STATED EXERCISE:
Quote all of the entries word for word.

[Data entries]
==============================

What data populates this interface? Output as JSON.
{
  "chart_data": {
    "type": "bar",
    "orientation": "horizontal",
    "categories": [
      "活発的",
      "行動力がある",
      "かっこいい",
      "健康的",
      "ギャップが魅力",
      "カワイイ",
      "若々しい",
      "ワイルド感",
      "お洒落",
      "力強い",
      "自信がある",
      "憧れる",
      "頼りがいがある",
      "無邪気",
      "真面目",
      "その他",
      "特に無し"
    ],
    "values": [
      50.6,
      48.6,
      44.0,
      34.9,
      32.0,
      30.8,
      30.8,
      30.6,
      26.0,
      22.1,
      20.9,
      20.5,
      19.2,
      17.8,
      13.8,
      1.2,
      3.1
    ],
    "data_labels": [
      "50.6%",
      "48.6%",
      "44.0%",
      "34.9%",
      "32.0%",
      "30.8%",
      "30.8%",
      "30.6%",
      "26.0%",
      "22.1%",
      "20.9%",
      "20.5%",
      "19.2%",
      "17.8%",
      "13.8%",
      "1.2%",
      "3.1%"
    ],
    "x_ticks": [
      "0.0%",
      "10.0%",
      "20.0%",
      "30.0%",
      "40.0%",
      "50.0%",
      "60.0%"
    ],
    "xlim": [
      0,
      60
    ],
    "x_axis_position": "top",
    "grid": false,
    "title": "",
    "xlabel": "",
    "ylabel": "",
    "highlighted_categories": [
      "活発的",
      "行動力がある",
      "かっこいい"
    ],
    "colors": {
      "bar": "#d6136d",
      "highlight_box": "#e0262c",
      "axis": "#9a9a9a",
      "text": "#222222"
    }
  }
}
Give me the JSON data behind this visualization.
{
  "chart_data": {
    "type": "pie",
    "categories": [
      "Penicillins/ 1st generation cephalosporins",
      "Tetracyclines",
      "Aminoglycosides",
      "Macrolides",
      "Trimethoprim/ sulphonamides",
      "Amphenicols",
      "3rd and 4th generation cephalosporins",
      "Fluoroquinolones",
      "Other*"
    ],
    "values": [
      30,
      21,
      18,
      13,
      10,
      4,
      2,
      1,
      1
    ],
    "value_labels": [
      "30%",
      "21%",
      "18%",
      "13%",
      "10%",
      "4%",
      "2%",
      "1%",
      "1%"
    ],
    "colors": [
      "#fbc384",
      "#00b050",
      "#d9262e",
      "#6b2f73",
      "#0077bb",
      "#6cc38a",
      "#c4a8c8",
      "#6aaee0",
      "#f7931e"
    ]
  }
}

==============================

FULL OUTPUT:
What data populates this interface? Output as JSON.
{
  "chart_data": {
    "type": "bar",
    "orientation": "horizontal",
    "categories": [
      "活発的",
      "行動力がある",
      "かっこいい",
      "健康的",
      "ギャップが魅力",
      "カワイイ",
      "若々しい",
      "ワイルド感",
      "お洒落",
      "力強い",
      "自信がある",
      "憧れる",
      "頼りがいがある",
      "無邪気",
      "真面目",
      "その他",
      "特に無し"
    ],
    "values": [
      50.6,
      48.6,
      44.0,
      34.9,
      32.0,
      30.8,
      30.8,
      30.6,
      26.0,
      22.1,
      20.9,
      20.5,
      19.2,
      17.8,
      13.8,
      1.2,
      3.1
    ],
    "data_labels": [
      "50.6%",
      "48.6%",
      "44.0%",
      "34.9%",
      "32.0%",
      "30.8%",
      "30.8%",
      "30.6%",
      "26.0%",
      "22.1%",
      "20.9%",
      "20.5%",
      "19.2%",
      "17.8%",
      "13.8%",
      "1.2%",
      "3.1%"
    ],
    "x_ticks": [
      "0.0%",
      "10.0%",
      "20.0%",
      "30.0%",
      "40.0%",
      "50.0%",
      "60.0%"
    ],
    "xlim": [
      0,
      60
    ],
    "x_axis_position": "top",
    "grid": false,
    "title": "",
    "xlabel": "",
    "ylabel": "",
    "highlighted_categories": [
      "活発的",
      "行動力がある",
      "かっこいい"
    ],
    "colors": {
      "bar": "#d6136d",
      "highlight_box": "#e0262c",
      "axis": "#9a9a9a",
      "text": "#222222"
    }
  }
}
Give me the JSON data behind this visualization.
{
  "chart_data": {
    "type": "pie",
    "categories": [
      "Penicillins/ 1st generation cephalosporins",
      "Tetracyclines",
      "Aminoglycosides",
      "Macrolides",
      "Trimethoprim/ sulphonamides",
      "Amphenicols",
      "3rd and 4th generation cephalosporins",
      "Fluoroquinolones",
      "Other*"
    ],
    "values": [
      30,
      21,
      18,
      13,
      10,
      4,
      2,
      1,
      1
    ],
    "value_labels": [
      "30%",
      "21%",
      "18%",
      "13%",
      "10%",
      "4%",
      "2%",
      "1%",
      "1%"
    ],
    "colors": [
      "#fbc384",
      "#00b050",
      "#d9262e",
      "#6b2f73",
      "#0077bb",
      "#6cc38a",
      "#c4a8c8",
      "#6aaee0",
      "#f7931e"
    ]
  }
}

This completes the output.